## start Given entries
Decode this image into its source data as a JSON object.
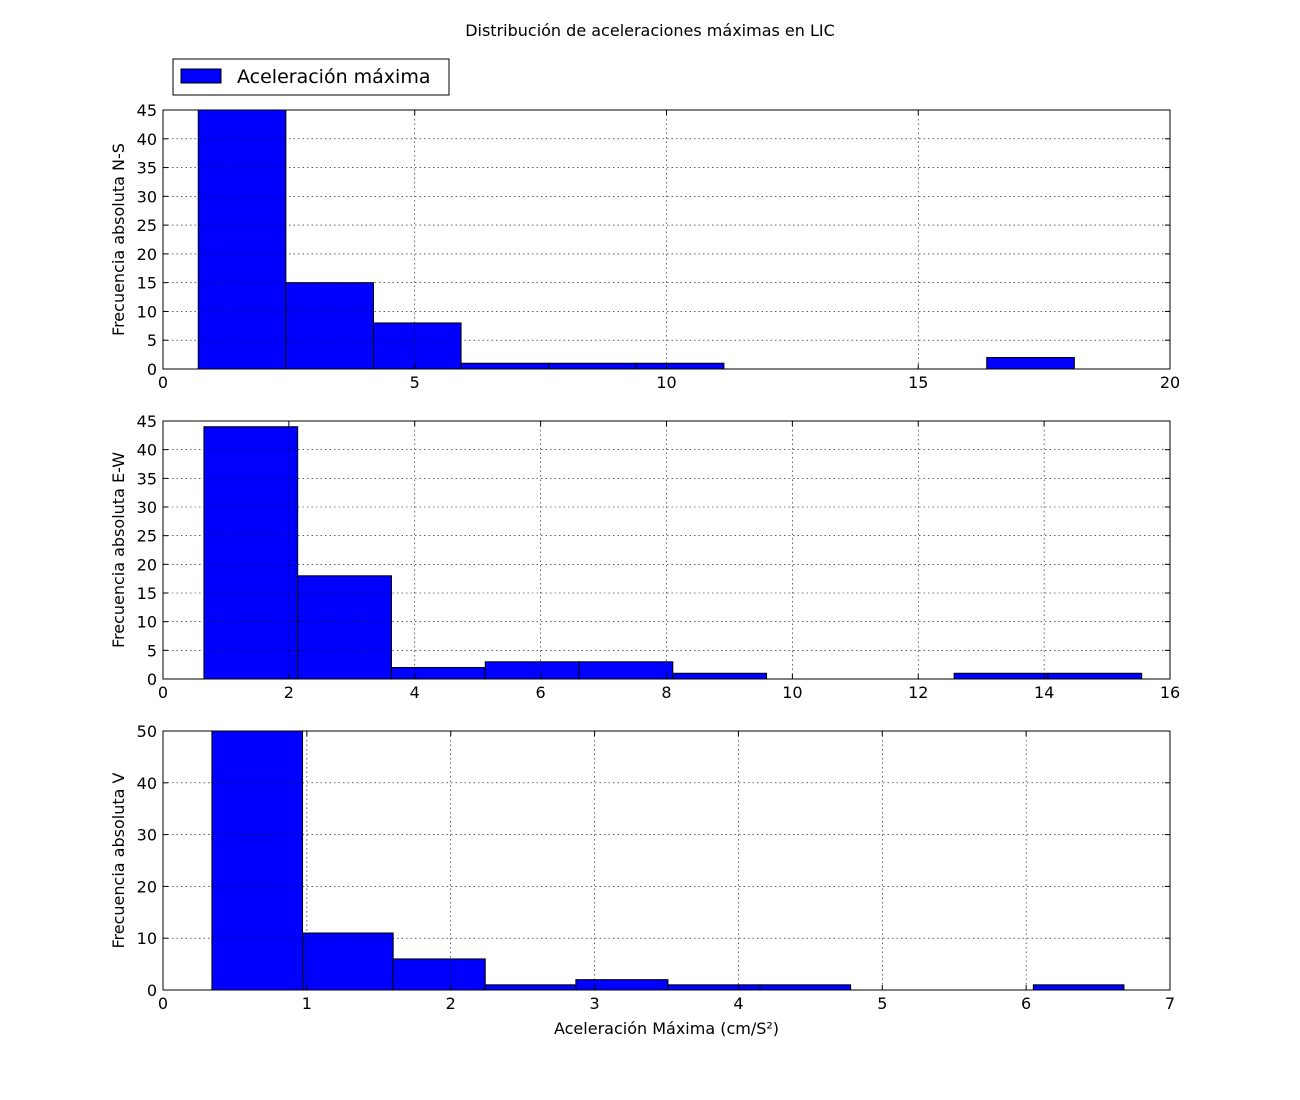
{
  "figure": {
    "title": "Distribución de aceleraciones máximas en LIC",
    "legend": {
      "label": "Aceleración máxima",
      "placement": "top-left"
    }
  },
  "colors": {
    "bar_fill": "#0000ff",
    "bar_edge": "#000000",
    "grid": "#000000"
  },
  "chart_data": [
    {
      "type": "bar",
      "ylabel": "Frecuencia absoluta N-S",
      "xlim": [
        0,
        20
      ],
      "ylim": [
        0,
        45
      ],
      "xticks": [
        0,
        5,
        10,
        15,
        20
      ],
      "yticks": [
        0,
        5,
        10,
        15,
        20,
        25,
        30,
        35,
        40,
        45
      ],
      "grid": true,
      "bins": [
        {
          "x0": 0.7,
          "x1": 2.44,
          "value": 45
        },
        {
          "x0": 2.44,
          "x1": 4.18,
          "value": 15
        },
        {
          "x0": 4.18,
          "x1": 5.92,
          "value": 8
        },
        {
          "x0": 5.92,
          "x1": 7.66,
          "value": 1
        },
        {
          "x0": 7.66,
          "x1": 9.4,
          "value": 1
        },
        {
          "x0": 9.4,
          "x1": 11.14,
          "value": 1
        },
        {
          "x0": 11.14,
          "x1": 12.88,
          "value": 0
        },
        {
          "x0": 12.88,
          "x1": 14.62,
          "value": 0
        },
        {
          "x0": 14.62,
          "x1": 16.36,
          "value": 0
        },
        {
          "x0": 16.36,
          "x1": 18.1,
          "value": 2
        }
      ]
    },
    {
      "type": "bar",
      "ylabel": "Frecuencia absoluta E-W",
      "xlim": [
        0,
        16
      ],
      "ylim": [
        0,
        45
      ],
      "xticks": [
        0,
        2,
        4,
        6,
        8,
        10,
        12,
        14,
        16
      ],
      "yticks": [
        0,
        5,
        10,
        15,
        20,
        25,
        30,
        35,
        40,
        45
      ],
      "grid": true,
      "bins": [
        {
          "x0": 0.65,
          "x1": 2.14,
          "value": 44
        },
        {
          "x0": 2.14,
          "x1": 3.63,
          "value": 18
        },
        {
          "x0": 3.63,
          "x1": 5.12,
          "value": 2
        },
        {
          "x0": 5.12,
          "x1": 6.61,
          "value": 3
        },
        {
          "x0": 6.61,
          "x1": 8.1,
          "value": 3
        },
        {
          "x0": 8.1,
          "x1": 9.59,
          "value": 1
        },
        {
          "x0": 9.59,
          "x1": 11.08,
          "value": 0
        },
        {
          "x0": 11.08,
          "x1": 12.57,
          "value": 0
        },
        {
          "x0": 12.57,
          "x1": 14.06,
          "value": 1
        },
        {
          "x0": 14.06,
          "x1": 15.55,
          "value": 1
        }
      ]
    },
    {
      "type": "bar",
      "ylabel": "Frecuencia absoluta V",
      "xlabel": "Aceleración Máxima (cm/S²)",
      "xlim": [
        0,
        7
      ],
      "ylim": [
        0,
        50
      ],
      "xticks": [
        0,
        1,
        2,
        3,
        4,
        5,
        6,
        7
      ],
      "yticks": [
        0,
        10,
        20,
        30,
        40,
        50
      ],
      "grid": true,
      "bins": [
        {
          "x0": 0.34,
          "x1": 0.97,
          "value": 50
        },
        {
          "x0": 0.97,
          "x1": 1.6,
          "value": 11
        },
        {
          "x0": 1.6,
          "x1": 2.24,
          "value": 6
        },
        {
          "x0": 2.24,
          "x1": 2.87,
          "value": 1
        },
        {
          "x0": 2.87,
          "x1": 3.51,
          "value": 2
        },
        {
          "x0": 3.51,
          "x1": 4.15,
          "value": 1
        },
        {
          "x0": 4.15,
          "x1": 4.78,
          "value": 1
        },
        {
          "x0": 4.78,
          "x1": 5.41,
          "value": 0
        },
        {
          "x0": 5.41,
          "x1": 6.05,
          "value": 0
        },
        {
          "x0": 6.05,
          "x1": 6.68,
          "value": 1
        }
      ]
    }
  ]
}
## end Given entries
Request =
Note every line above where the string "absoluta" shows up, and copy those lines.

Written answer =
      "ylabel": "Frecuencia absoluta N-S",
      "ylabel": "Frecuencia absoluta E-W",
      "ylabel": "Frecuencia absoluta V",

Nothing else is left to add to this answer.